* [Lines of data]:
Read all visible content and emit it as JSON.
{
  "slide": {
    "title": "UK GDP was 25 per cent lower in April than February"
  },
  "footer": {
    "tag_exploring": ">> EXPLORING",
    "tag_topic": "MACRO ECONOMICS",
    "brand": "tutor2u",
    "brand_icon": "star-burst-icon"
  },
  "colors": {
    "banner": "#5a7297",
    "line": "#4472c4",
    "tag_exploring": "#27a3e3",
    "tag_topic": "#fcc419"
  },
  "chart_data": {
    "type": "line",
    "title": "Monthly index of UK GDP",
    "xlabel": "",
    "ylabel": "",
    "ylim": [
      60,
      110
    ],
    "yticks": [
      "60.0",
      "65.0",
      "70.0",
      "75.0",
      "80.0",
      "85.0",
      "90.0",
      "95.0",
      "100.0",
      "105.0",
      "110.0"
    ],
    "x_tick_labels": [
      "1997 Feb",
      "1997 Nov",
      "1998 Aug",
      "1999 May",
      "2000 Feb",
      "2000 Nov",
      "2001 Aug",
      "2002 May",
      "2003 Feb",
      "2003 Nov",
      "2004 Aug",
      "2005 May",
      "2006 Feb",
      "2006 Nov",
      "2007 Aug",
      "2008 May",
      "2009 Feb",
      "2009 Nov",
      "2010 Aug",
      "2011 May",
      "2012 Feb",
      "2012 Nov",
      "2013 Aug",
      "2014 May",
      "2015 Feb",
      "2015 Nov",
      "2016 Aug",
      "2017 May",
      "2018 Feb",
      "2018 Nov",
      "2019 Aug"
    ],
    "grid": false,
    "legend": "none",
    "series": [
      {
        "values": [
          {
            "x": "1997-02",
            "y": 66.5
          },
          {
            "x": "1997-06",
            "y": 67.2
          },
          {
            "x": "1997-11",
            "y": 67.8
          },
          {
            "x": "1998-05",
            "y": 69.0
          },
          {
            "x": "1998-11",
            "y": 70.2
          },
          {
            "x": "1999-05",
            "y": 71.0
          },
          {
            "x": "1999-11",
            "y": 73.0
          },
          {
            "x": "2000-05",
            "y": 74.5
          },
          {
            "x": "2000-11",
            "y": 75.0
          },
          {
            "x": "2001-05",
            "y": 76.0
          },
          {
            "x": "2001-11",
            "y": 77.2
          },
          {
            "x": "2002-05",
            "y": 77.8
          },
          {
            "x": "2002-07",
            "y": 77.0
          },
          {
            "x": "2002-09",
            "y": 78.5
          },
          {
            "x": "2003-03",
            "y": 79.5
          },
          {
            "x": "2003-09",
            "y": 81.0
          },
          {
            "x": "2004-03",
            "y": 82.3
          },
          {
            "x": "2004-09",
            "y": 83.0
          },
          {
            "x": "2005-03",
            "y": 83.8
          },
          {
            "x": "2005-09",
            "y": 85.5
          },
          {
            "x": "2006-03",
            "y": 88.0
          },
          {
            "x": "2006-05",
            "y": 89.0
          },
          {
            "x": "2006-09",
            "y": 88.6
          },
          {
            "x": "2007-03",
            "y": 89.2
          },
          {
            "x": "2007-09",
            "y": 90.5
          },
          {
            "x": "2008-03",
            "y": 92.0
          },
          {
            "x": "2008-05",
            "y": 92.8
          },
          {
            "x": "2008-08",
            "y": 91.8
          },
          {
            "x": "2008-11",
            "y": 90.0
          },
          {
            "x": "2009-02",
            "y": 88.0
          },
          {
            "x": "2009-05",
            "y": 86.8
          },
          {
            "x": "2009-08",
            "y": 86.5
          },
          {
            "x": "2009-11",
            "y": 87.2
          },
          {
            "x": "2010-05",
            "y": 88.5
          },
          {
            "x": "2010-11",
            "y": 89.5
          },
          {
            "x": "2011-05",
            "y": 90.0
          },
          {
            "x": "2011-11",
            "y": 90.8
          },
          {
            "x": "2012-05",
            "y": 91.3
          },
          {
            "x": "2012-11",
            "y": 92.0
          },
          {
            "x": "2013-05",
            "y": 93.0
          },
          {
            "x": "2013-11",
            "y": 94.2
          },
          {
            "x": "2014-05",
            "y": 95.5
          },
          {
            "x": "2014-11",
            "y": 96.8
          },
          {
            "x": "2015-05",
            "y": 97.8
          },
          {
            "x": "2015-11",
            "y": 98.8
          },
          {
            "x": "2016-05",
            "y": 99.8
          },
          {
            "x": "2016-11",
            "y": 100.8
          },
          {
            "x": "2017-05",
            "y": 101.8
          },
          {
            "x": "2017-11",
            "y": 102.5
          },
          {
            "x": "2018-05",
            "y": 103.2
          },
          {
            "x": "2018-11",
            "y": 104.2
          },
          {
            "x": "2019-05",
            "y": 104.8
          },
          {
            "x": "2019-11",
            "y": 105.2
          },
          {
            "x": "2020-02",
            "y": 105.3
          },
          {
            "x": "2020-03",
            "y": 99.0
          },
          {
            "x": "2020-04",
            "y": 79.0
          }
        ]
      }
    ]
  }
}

* [Exercise instructions]: Exactly reproduce every line of the records.

* [Result]:
Read all visible content and emit it as JSON.
{
  "slide": {
    "title": "UK GDP was 25 per cent lower in April than February"
  },
  "footer": {
    "tag_exploring": ">> EXPLORING",
    "tag_topic": "MACRO ECONOMICS",
    "brand": "tutor2u",
    "brand_icon": "star-burst-icon"
  },
  "colors": {
    "banner": "#5a7297",
    "line": "#4472c4",
    "tag_exploring": "#27a3e3",
    "tag_topic": "#fcc419"
  },
  "chart_data": {
    "type": "line",
    "title": "Monthly index of UK GDP",
    "xlabel": "",
    "ylabel": "",
    "ylim": [
      60,
      110
    ],
    "yticks": [
      "60.0",
      "65.0",
      "70.0",
      "75.0",
      "80.0",
      "85.0",
      "90.0",
      "95.0",
      "100.0",
      "105.0",
      "110.0"
    ],
    "x_tick_labels": [
      "1997 Feb",
      "1997 Nov",
      "1998 Aug",
      "1999 May",
      "2000 Feb",
      "2000 Nov",
      "2001 Aug",
      "2002 May",
      "2003 Feb",
      "2003 Nov",
      "2004 Aug",
      "2005 May",
      "2006 Feb",
      "2006 Nov",
      "2007 Aug",
      "2008 May",
      "2009 Feb",
      "2009 Nov",
      "2010 Aug",
      "2011 May",
      "2012 Feb",
      "2012 Nov",
      "2013 Aug",
      "2014 May",
      "2015 Feb",
      "2015 Nov",
      "2016 Aug",
      "2017 May",
      "2018 Feb",
      "2018 Nov",
      "2019 Aug"
    ],
    "grid": false,
    "legend": "none",
    "series": [
      {
        "values": [
          {
            "x": "1997-02",
            "y": 66.5
          },
          {
            "x": "1997-06",
            "y": 67.2
          },
          {
            "x": "1997-11",
            "y": 67.8
          },
          {
            "x": "1998-05",
            "y": 69.0
          },
          {
            "x": "1998-11",
            "y": 70.2
          },
          {
            "x": "1999-05",
            "y": 71.0
          },
          {
            "x": "1999-11",
            "y": 73.0
          },
          {
            "x": "2000-05",
            "y": 74.5
          },
          {
            "x": "2000-11",
            "y": 75.0
          },
          {
            "x": "2001-05",
            "y": 76.0
          },
          {
            "x": "2001-11",
            "y": 77.2
          },
          {
            "x": "2002-05",
            "y": 77.8
          },
          {
            "x": "2002-07",
            "y": 77.0
          },
          {
            "x": "2002-09",
            "y": 78.5
          },
          {
            "x": "2003-03",
            "y": 79.5
          },
          {
            "x": "2003-09",
            "y": 81.0
          },
          {
            "x": "2004-03",
            "y": 82.3
          },
          {
            "x": "2004-09",
            "y": 83.0
          },
          {
            "x": "2005-03",
            "y": 83.8
          },
          {
            "x": "2005-09",
            "y": 85.5
          },
          {
            "x": "2006-03",
            "y": 88.0
          },
          {
            "x": "2006-05",
            "y": 89.0
          },
          {
            "x": "2006-09",
            "y": 88.6
          },
          {
            "x": "2007-03",
            "y": 89.2
          },
          {
            "x": "2007-09",
            "y": 90.5
          },
          {
            "x": "2008-03",
            "y": 92.0
          },
          {
            "x": "2008-05",
            "y": 92.8
          },
          {
            "x": "2008-08",
            "y": 91.8
          },
          {
            "x": "2008-11",
            "y": 90.0
          },
          {
            "x": "2009-02",
            "y": 88.0
          },
          {
            "x": "2009-05",
            "y": 86.8
          },
          {
            "x": "2009-08",
            "y": 86.5
          },
          {
            "x": "2009-11",
            "y": 87.2
          },
          {
            "x": "2010-05",
            "y": 88.5
          },
          {
            "x": "2010-11",
            "y": 89.5
          },
          {
            "x": "2011-05",
            "y": 90.0
          },
          {
            "x": "2011-11",
            "y": 90.8
          },
          {
            "x": "2012-05",
            "y": 91.3
          },
          {
            "x": "2012-11",
            "y": 92.0
          },
          {
            "x": "2013-05",
            "y": 93.0
          },
          {
            "x": "2013-11",
            "y": 94.2
          },
          {
            "x": "2014-05",
            "y": 95.5
          },
          {
            "x": "2014-11",
            "y": 96.8
          },
          {
            "x": "2015-05",
            "y": 97.8
          },
          {
            "x": "2015-11",
            "y": 98.8
          },
          {
            "x": "2016-05",
            "y": 99.8
          },
          {
            "x": "2016-11",
            "y": 100.8
          },
          {
            "x": "2017-05",
            "y": 101.8
          },
          {
            "x": "2017-11",
            "y": 102.5
          },
          {
            "x": "2018-05",
            "y": 103.2
          },
          {
            "x": "2018-11",
            "y": 104.2
          },
          {
            "x": "2019-05",
            "y": 104.8
          },
          {
            "x": "2019-11",
            "y": 105.2
          },
          {
            "x": "2020-02",
            "y": 105.3
          },
          {
            "x": "2020-03",
            "y": 99.0
          },
          {
            "x": "2020-04",
            "y": 79.0
          }
        ]
      }
    ]
  }
}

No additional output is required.